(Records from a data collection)
---
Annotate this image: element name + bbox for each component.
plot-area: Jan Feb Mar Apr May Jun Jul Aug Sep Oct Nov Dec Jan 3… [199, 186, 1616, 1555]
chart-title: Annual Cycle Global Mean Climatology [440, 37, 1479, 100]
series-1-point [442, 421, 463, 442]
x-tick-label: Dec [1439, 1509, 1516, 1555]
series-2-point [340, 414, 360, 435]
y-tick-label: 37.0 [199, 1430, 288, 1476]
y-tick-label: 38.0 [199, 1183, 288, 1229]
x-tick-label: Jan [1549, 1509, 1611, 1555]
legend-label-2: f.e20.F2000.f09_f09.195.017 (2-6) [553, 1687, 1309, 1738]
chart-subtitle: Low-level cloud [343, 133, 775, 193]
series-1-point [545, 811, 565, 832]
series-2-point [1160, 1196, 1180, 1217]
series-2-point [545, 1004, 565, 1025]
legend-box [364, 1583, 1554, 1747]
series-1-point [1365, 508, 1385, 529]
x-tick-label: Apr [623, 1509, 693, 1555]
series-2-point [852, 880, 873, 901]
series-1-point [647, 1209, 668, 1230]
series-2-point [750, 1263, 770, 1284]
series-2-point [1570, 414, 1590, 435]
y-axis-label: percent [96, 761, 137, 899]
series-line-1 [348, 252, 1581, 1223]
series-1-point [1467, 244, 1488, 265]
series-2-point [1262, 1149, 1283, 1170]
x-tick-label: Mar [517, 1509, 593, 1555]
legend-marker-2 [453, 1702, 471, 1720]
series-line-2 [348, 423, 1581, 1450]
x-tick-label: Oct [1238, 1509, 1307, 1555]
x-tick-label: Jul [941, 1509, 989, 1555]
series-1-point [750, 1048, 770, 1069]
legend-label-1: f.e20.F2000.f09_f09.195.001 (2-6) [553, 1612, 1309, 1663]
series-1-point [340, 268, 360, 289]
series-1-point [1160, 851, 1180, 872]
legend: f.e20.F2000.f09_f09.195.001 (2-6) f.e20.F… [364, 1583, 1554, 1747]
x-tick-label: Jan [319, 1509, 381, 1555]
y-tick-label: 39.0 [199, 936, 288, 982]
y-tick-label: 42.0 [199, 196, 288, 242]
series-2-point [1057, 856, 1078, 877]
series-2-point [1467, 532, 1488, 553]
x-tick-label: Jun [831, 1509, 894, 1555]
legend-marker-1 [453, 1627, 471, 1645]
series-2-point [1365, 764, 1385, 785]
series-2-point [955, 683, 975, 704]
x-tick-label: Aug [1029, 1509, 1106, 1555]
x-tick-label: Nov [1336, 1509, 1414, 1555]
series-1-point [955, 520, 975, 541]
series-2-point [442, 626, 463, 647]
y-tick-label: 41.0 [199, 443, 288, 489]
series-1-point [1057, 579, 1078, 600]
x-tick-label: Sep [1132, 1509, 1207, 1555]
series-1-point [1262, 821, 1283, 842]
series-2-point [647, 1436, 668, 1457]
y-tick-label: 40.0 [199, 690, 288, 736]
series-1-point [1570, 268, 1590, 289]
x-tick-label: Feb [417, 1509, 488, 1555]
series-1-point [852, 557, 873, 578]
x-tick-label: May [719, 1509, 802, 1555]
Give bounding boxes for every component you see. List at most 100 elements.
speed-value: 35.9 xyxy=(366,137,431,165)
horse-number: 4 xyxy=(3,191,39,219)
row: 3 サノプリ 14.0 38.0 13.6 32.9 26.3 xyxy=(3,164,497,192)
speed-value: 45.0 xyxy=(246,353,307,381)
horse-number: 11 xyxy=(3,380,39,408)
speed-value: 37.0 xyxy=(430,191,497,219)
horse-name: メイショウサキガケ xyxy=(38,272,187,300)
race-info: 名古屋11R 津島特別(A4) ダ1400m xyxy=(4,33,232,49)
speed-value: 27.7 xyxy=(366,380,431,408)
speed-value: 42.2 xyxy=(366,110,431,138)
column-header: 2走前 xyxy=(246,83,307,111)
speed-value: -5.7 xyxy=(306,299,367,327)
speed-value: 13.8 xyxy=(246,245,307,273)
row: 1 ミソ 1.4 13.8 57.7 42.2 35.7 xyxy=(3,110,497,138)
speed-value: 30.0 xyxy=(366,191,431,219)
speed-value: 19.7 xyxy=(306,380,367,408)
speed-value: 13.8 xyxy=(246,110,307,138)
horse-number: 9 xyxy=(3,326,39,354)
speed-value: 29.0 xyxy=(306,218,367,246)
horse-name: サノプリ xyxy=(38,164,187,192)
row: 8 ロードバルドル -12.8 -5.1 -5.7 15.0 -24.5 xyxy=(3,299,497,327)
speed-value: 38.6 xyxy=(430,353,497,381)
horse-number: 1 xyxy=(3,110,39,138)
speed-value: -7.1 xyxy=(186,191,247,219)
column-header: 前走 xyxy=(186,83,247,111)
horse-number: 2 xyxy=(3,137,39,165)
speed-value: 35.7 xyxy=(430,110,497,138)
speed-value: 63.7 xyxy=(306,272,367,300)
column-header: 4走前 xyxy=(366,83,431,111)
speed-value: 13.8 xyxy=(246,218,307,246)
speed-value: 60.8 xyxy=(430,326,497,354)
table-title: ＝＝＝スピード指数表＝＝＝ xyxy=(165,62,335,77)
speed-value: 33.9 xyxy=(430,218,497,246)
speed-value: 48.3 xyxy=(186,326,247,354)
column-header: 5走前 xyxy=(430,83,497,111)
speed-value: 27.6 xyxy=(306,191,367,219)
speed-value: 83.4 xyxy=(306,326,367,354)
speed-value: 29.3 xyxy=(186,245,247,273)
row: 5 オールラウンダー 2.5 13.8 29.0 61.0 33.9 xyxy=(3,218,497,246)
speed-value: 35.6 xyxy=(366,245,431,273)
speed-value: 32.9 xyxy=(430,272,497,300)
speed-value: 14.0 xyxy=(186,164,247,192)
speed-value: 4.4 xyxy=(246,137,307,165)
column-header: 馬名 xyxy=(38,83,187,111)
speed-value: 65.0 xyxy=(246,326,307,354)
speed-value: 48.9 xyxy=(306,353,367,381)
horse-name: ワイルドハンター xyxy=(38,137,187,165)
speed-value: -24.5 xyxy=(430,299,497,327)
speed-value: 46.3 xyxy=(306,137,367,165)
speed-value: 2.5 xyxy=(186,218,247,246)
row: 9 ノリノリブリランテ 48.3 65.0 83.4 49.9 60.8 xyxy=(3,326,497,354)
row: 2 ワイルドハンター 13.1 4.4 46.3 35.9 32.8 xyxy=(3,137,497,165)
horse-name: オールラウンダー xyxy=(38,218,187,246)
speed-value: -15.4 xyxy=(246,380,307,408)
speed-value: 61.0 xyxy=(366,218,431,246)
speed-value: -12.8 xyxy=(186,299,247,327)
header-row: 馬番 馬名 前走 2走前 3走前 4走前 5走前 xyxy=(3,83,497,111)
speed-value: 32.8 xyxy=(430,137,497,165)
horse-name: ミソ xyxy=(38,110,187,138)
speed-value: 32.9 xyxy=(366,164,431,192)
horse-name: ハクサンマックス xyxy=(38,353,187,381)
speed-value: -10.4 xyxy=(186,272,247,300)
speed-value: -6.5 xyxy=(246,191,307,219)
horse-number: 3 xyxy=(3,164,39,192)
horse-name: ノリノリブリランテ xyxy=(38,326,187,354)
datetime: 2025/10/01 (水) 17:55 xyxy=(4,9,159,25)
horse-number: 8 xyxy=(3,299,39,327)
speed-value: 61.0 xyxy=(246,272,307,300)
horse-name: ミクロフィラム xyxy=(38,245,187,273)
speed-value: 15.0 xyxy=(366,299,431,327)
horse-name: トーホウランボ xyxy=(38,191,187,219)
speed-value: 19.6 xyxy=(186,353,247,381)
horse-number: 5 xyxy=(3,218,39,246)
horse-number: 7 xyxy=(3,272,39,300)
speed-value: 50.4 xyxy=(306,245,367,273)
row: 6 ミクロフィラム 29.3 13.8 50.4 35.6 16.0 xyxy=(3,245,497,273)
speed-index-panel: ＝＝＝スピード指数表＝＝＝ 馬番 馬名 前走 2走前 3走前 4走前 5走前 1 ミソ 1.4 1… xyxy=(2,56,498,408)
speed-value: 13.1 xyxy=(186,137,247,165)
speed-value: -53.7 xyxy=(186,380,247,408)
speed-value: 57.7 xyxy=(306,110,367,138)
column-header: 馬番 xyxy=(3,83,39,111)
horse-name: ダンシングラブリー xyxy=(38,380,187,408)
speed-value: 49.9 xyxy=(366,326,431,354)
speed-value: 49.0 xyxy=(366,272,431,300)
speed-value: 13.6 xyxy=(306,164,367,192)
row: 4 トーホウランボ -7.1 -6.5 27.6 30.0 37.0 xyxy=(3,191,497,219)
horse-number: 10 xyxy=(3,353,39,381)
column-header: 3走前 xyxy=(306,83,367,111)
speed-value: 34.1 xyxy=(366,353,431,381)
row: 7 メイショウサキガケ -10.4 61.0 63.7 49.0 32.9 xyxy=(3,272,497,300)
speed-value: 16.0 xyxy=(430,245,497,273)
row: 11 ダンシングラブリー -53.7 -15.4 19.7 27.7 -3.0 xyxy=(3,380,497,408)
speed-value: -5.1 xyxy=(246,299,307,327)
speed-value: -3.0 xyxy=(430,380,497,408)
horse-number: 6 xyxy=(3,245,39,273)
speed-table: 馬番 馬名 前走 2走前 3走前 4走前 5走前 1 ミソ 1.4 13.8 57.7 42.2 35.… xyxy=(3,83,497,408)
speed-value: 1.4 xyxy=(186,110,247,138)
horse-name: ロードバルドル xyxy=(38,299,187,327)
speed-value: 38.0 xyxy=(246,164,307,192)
---
WHAT THE TASK REQUIRES: Collect every line in the data above that contains the string "legend", and copy each one out in full.

FULL SOLUTION:
legend-label-2: f.e20.F2000.f09_f09.195.017 (2-6) [553, 1687, 1309, 1738]
legend-box [364, 1583, 1554, 1747]
legend-marker-2 [453, 1702, 471, 1720]
legend-label-1: f.e20.F2000.f09_f09.195.001 (2-6) [553, 1612, 1309, 1663]
legend: f.e20.F2000.f09_f09.195.001 (2-6) f.e20.F… [364, 1583, 1554, 1747]
legend-marker-1 [453, 1627, 471, 1645]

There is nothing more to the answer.